▶ [The task] Report each line of the data that includes the word "lives".

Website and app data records

- - - - -

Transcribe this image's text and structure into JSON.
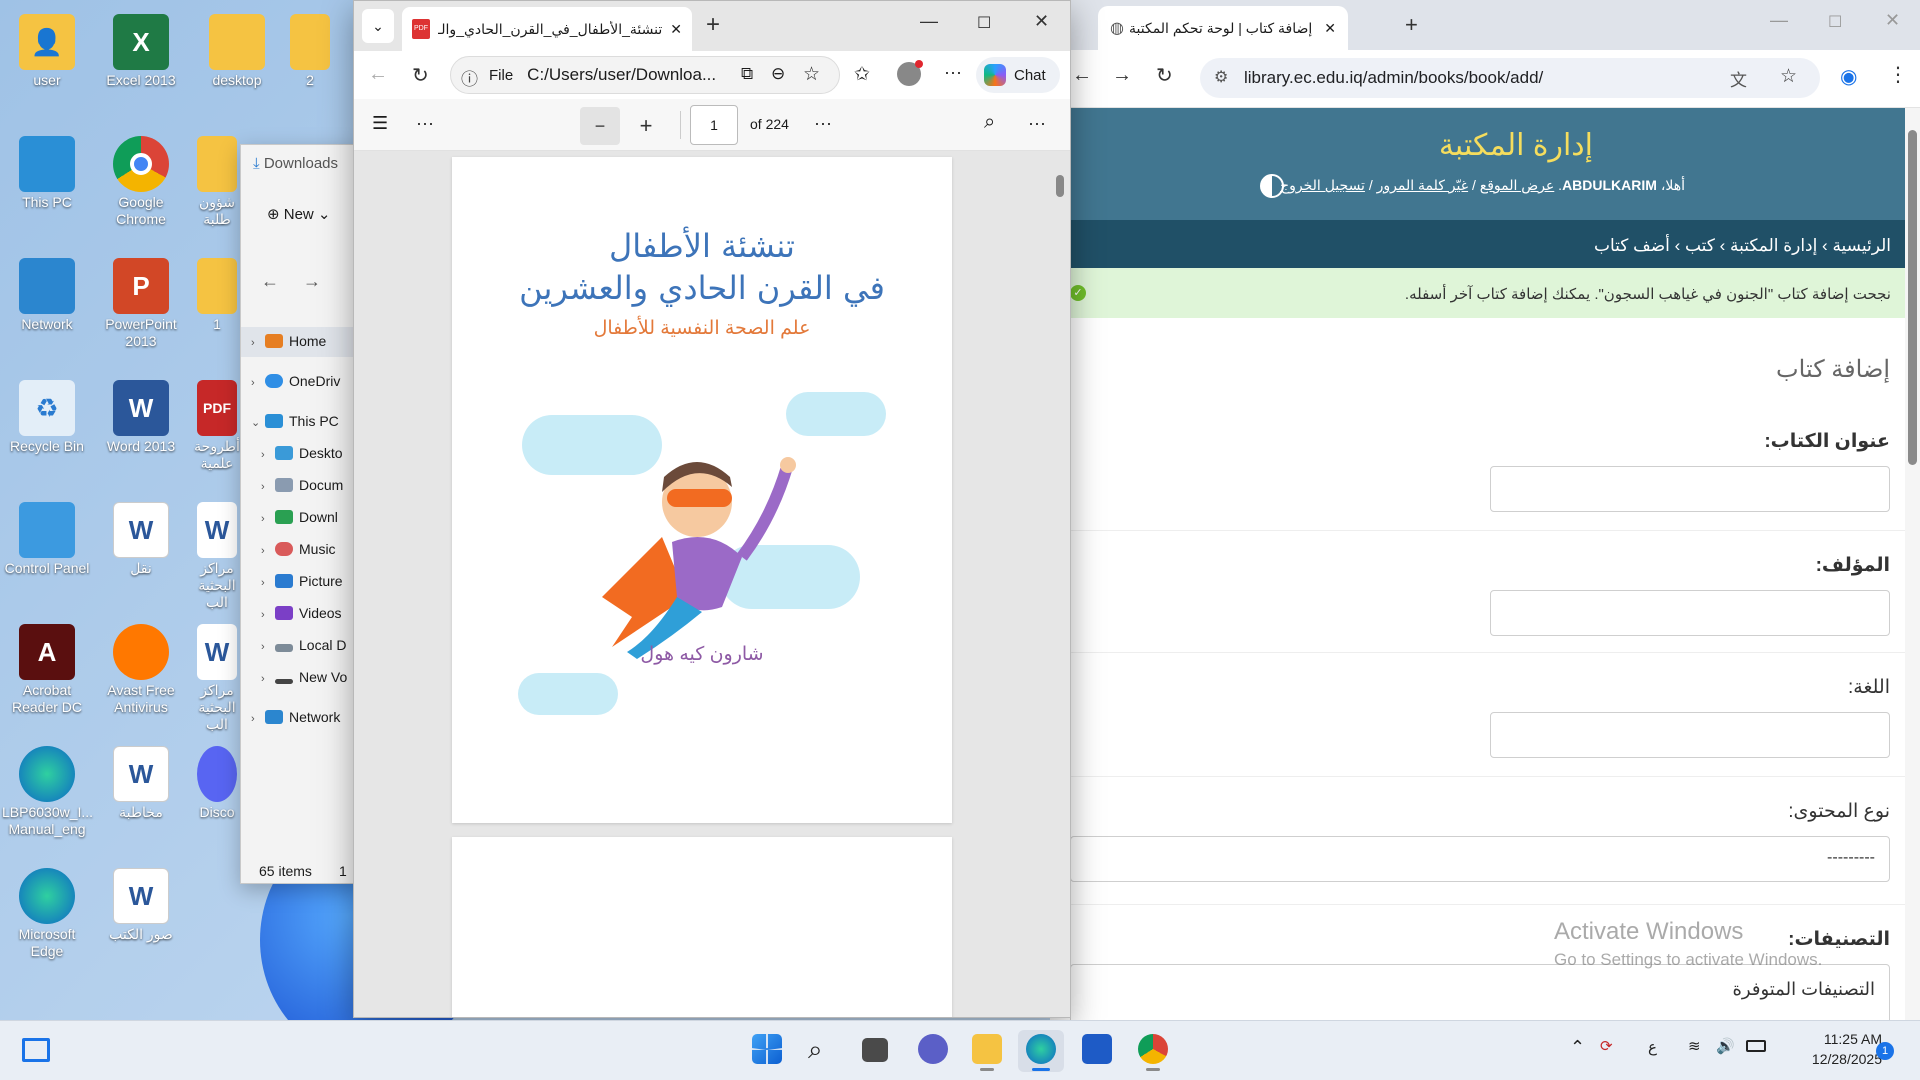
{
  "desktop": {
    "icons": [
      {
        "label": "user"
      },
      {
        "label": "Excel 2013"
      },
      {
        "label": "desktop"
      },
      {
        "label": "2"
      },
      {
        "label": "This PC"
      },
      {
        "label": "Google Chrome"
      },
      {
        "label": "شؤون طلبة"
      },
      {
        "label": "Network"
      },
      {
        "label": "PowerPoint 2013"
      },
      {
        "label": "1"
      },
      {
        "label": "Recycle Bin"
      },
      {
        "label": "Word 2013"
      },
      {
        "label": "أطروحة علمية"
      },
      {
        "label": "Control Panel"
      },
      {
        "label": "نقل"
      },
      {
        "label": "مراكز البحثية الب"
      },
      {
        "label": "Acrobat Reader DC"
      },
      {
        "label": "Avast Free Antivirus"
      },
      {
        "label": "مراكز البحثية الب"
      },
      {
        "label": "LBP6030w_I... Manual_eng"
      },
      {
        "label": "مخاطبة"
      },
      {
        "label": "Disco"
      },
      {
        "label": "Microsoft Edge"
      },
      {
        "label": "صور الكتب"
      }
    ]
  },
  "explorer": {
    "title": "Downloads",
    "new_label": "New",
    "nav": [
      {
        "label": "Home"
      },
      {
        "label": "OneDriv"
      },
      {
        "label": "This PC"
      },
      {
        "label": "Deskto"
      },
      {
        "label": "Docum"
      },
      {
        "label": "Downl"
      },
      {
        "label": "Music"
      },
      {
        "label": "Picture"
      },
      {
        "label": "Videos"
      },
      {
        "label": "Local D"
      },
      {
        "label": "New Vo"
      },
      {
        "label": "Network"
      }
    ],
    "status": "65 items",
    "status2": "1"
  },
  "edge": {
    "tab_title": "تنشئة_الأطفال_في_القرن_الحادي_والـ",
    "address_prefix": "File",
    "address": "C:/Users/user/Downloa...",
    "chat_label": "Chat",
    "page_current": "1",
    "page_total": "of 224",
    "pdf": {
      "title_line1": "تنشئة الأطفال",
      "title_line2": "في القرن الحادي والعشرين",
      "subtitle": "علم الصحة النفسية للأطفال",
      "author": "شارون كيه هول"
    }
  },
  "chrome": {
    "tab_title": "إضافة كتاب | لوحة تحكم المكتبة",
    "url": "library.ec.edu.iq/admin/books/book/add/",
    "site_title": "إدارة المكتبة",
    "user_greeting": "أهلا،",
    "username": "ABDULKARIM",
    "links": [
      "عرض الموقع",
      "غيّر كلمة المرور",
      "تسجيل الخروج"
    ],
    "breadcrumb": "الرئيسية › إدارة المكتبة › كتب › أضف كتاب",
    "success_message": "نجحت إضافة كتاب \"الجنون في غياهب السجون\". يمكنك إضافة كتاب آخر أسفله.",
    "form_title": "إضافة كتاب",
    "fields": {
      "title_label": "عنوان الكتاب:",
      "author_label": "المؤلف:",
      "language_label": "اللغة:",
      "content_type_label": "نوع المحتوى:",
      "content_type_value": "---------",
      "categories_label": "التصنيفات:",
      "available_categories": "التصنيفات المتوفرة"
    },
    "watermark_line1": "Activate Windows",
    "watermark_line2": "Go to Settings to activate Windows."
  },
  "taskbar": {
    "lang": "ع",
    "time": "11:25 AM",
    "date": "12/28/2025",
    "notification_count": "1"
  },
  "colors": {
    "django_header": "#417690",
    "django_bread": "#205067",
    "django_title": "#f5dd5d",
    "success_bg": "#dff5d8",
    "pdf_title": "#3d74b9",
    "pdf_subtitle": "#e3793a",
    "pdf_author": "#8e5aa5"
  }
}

- - - - -

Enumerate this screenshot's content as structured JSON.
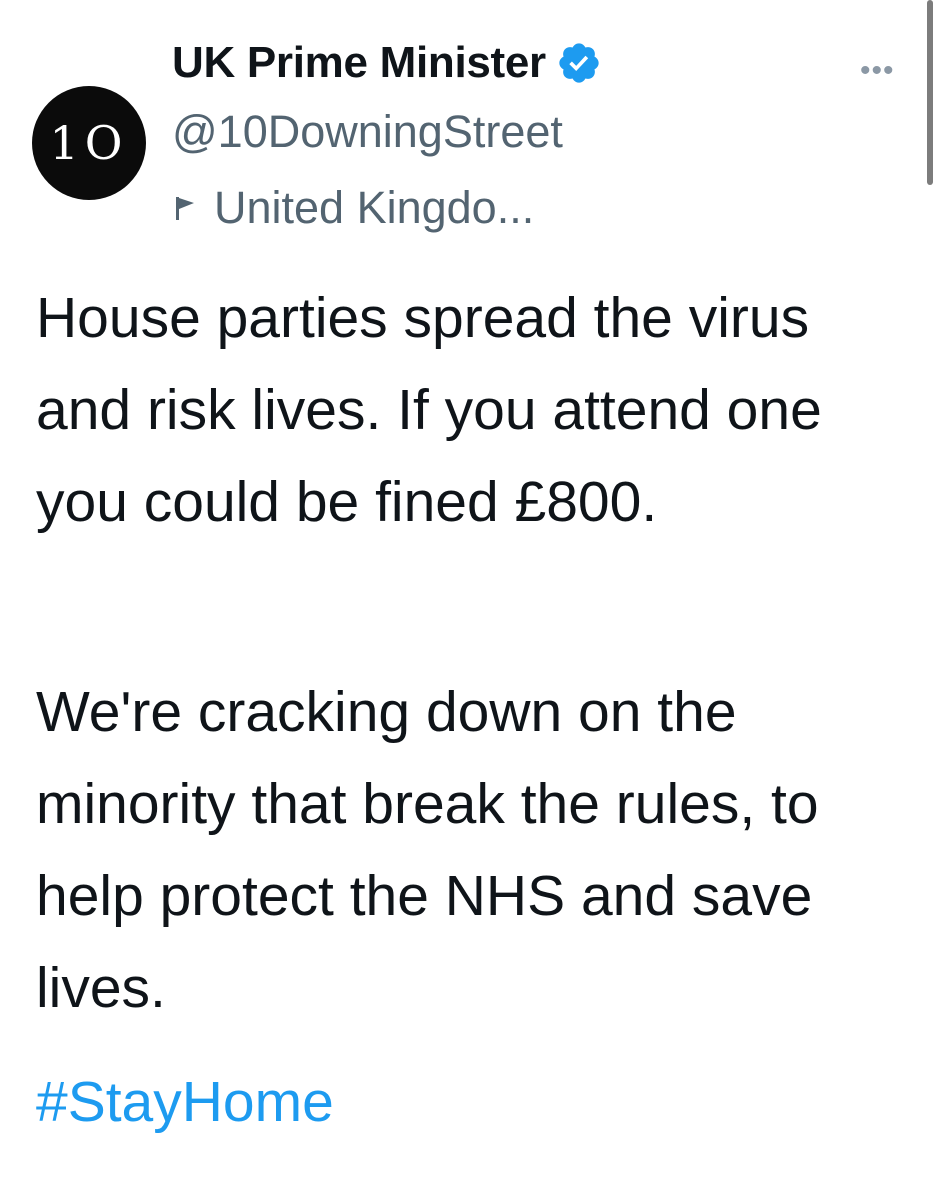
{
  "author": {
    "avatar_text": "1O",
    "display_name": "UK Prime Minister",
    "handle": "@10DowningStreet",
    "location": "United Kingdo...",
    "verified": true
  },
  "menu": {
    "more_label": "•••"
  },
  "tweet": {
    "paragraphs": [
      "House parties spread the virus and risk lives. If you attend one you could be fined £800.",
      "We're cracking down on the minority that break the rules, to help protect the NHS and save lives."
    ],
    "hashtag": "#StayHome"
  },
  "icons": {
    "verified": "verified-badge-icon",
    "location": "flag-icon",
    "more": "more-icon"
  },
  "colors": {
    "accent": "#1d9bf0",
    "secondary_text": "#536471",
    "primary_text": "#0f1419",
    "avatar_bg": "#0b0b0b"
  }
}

- - - - -

▶ [Answer to this exercise]
      "House parties spread the virus and risk lives. If you attend one you could be fined £800.",
      "We're cracking down on the minority that break the rules, to help protect the NHS and save lives."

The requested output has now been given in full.